*Lo que se pide*:
A – En la crónica sobre Cuba, ¿cuántos de los tres cubículos de los baños del aeropuerto funcionan?
B – Sigue escribiendo la crónica sobre Cuba a partir de su última oración.

*Texto de lectura*:
◇ ◇ ◇ ◇

Desafío al sol y paso por un agromercado, también privado, me aclaran. Es un sitio construido precariamente que me recuerda aquellos que levantan los indígenas en el trayecto desde Valladolid, en Yucatán, México, hasta Chichen Itzá. Unas tablas, techo de fibrocemento y pencas. Hay más productos, pero las viandas están sucias, raquíticas y marchitas. No hay clientes. Me llevo una fruta bomba y me encomiendo a San Publix.

Finalmente, el día del regreso.

Los oficiales de Inmigración son jóvenes. Atrás quedó la hostilidad con la que se trataba a los exiliados. Cuba está de moda y hay avalancha de turistas.

I love bicitaxis!

Con todo, en los baños del Aeropuerto Internacional un urinario casi desborda líquido amarillento. De tres cubículos, solamente uno funciona; los otros dos han sido clausurados y atornillados. Hay hábitos imposibles de cambiar.

◇ ◇ ◇ ◇

*Extracto de datos*:
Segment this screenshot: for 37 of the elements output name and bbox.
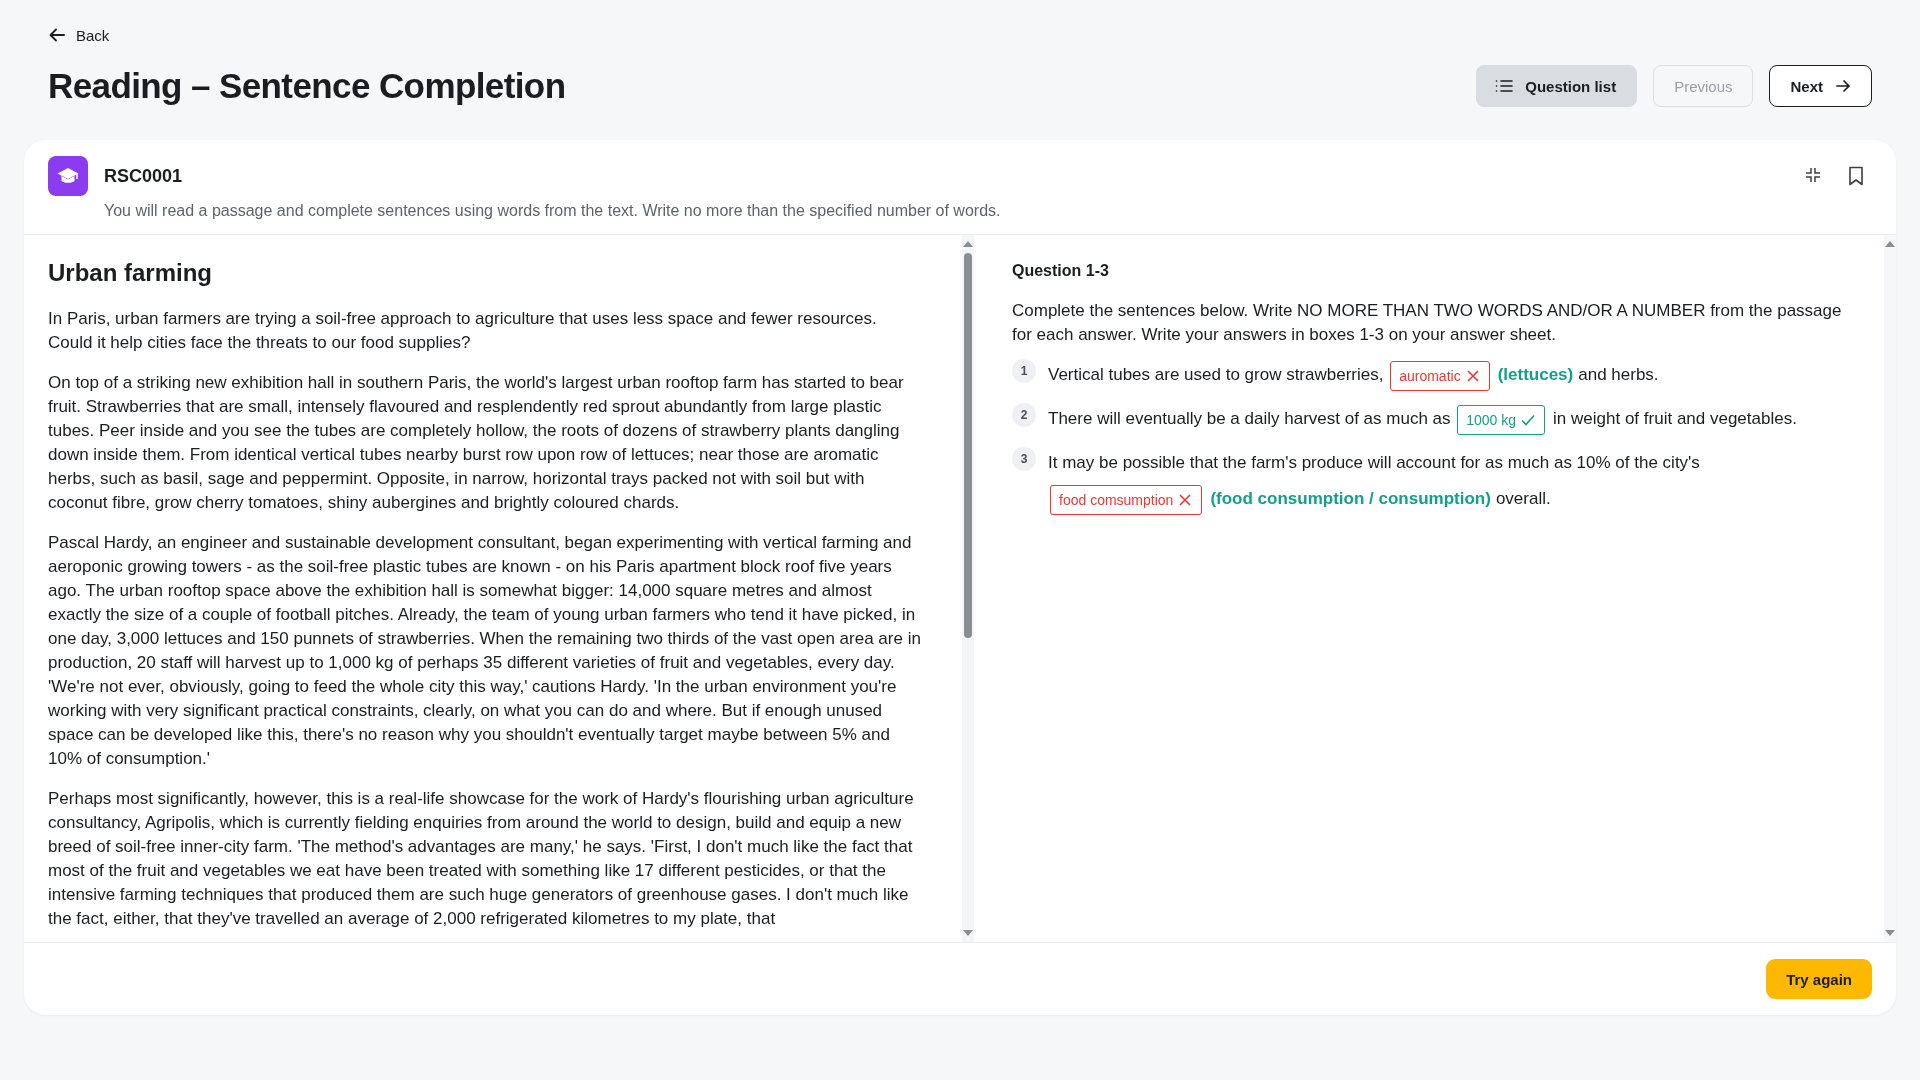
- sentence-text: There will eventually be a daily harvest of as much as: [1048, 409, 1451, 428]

◇ ◇ ◇ ◇

*Resultados por tarea*:
A – Solo uno; los otros dos están clausurados y atornillados.

B –
Mientras espero la salida del avión, escucho una conversación entre turistas estadounidenses. Una académica se ufana de haber recorrido la Habana Vieja en bicitaxi. Transporte típico. Pintoresco. Ecológico. En China, palanquín; en Cuba, bicitaxi.

Ya exploró esa tierra exótica, el reino del Gran Khan que alabó Cristóforo Colombo en su Diario. Ahora regresará a Manhattan y pedirá que levanten el embargo.

La gringa ignora que en 1958 Cuba era el país de Iberoamérica con más líneas férreas por kilómetro cuadrado y más automóviles por habitante. Y que a los habaneros no les faltaban las guaguas y pagaban por el pasaje 8 centavos de un peso equivalente al dólar.

Al fin subo al avión.

No dejo de pensar –hasta hoy– en los que quedaron atrás.